Tell how many lines in these records contain the string "this", with only the number as the reply.

▼

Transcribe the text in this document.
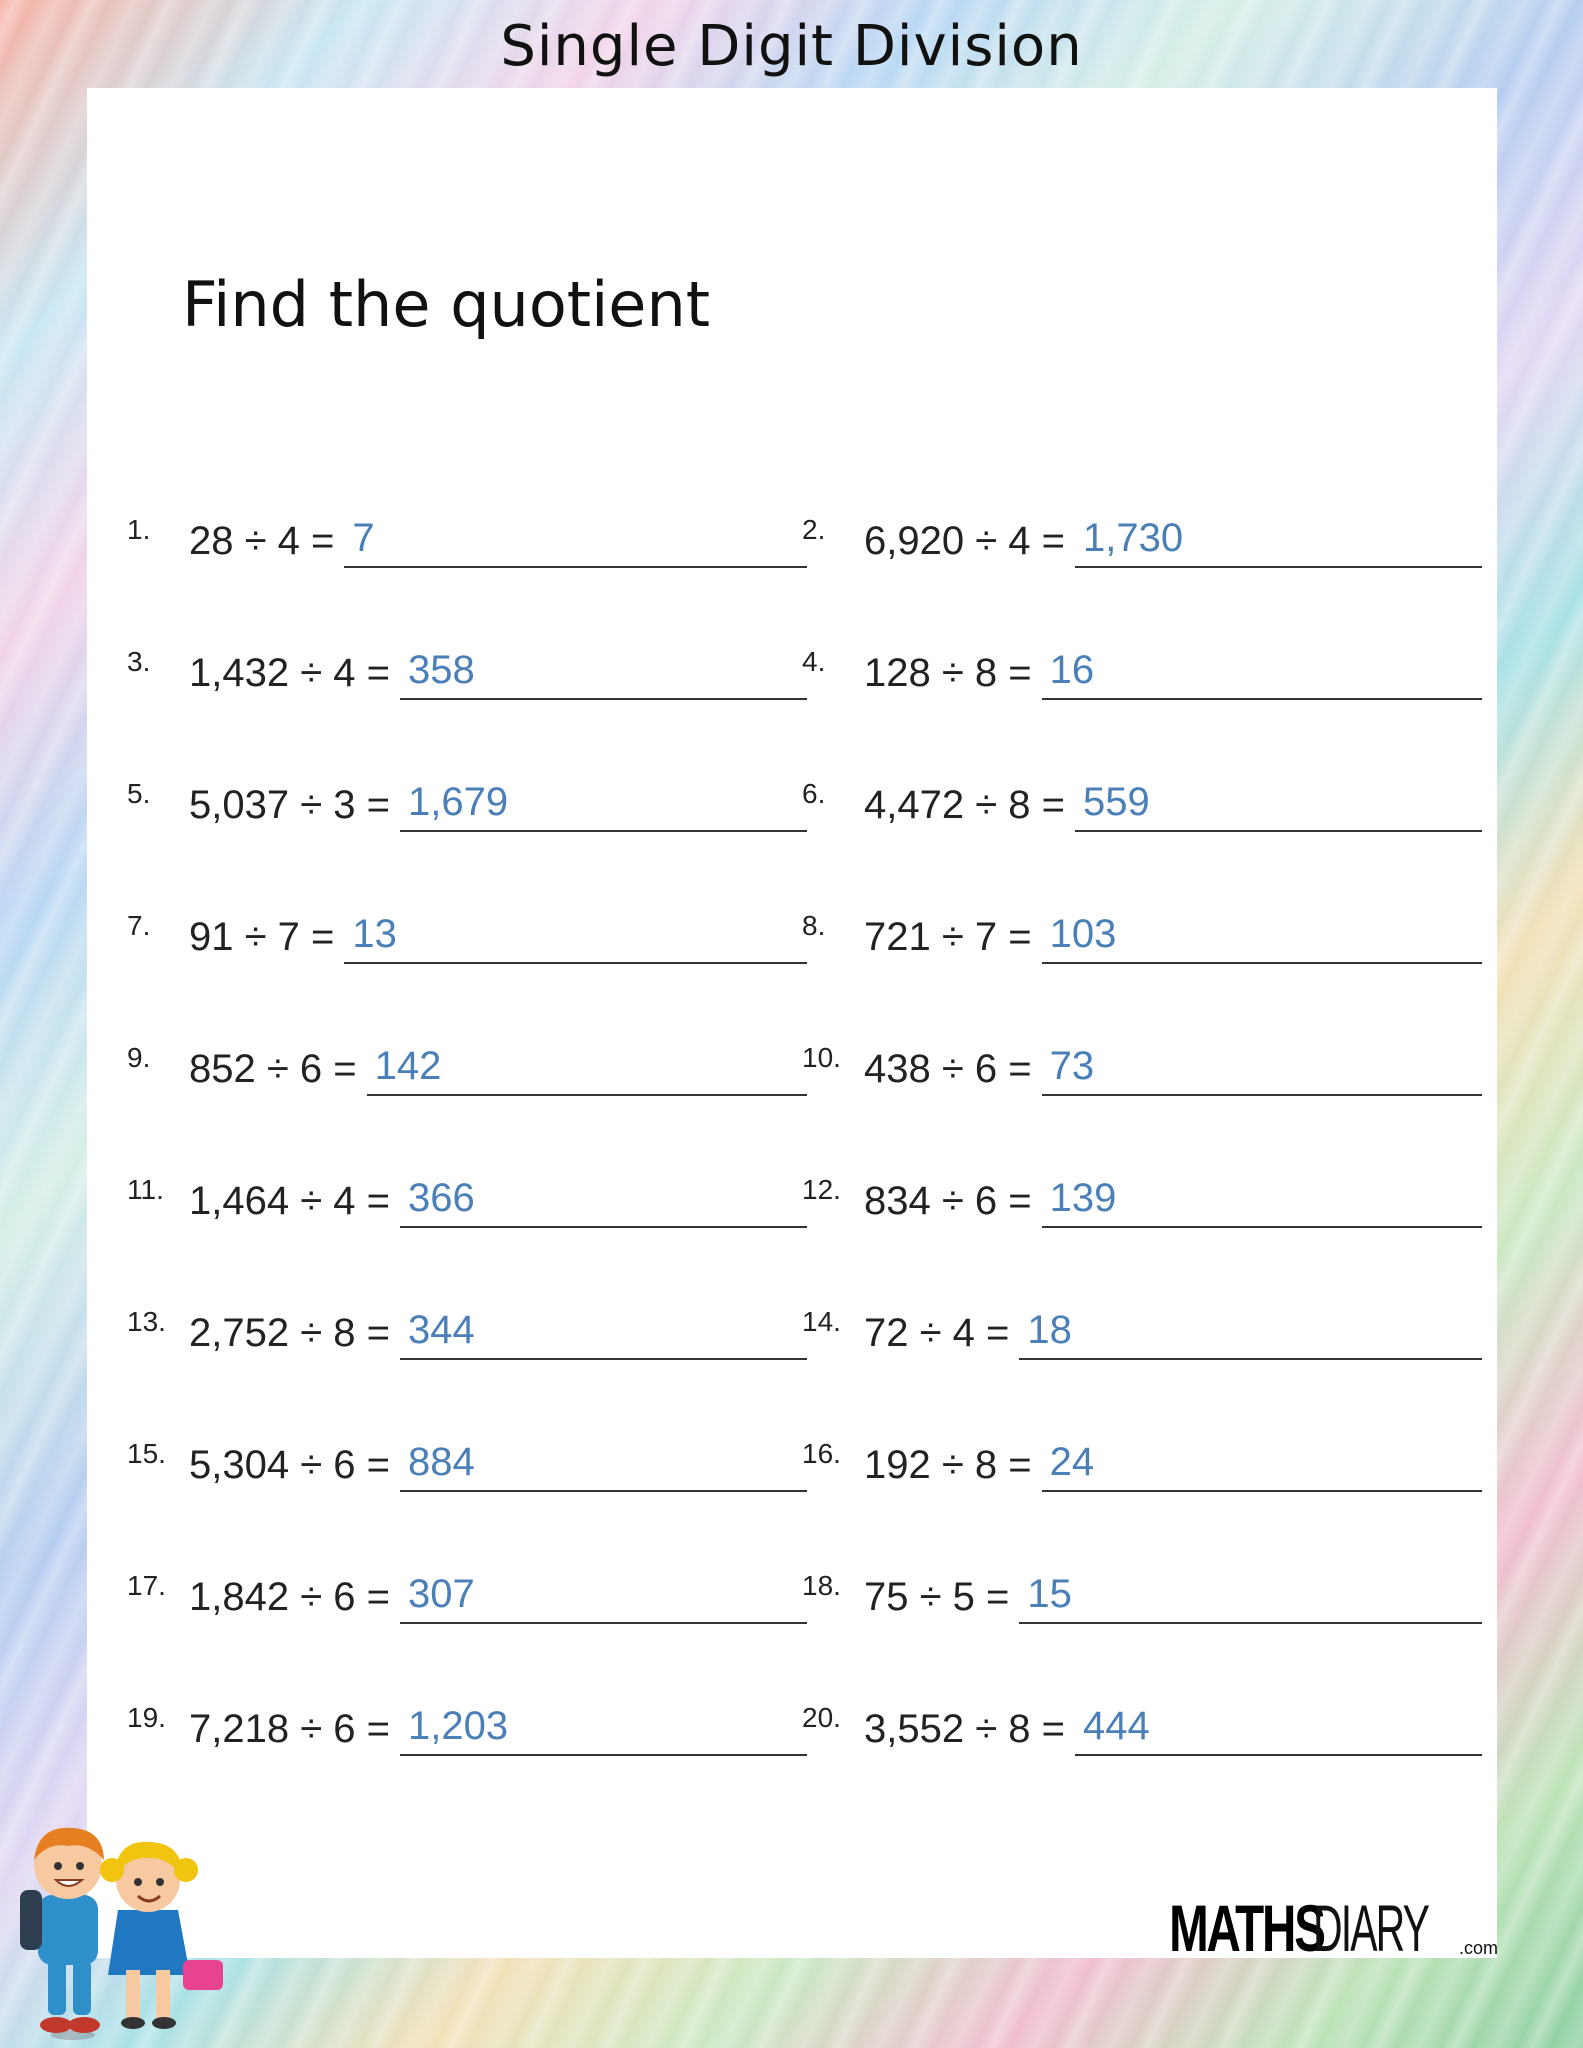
Single Digit Division
Find the quotient
1. 28 ÷ 4 = 7	2. 6,920 ÷ 4 = 1,730
3. 1,432 ÷ 4 = 358	4. 128 ÷ 8 = 16
5. 5,037 ÷ 3 = 1,679	6. 4,472 ÷ 8 = 559
7. 91 ÷ 7 = 13	8. 721 ÷ 7 = 103
9. 852 ÷ 6 = 142	10. 438 ÷ 6 = 73
11. 1,464 ÷ 4 = 366	12. 834 ÷ 6 = 139
13. 2,752 ÷ 8 = 344	14. 72 ÷ 4 = 18
15. 5,304 ÷ 6 = 884	16. 192 ÷ 8 = 24
17. 1,842 ÷ 6 = 307	18. 75 ÷ 5 = 15
19. 7,218 ÷ 6 = 1,203	20. 3,552 ÷ 8 = 444
MATHS
DIARY .com
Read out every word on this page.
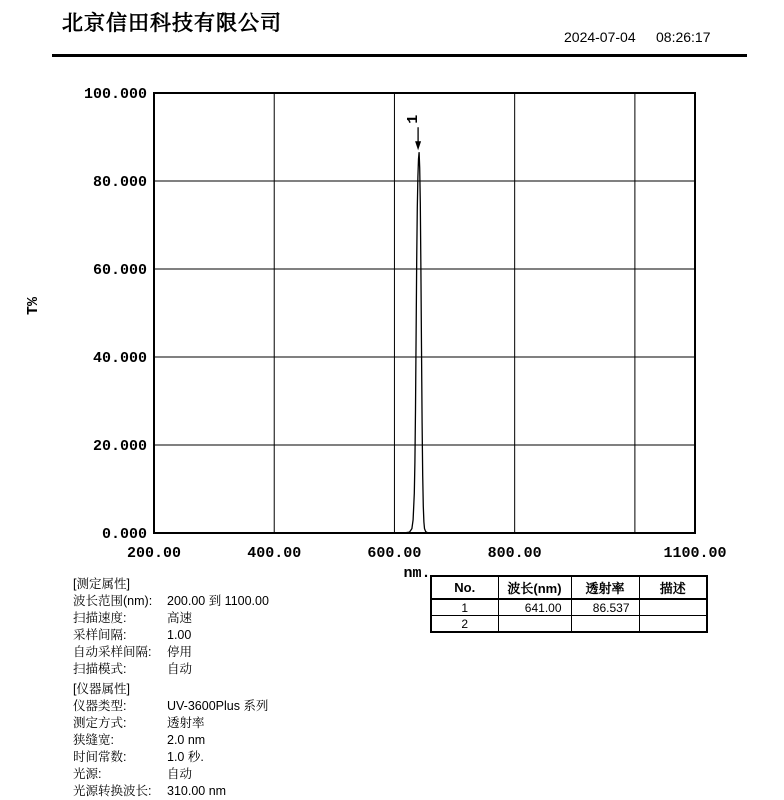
100.000
80.000
60.000
40.000
20.000
0.000
200.00	400.00	600.00	800.00	1100.00
nm.
T%
1
北京信田科技有限公司
2024-07-04 08:26:17
[测定属性]
波长范围(nm):	200.00 到 1100.00
扫描速度:	高速
采样间隔:	1.00
自动采样间隔:	停用
扫描模式:	自动
[仪器属性]
仪器类型:	UV-3600Plus 系列
测定方式:	透射率
狭缝宽:	2.0 nm
时间常数:	1.0 秒.
光源:	自动
光源转换波长:	310.00 nm
No.	波长(nm)	透射率	描述
1	641.00	86.537	
2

▲

* Reply *
2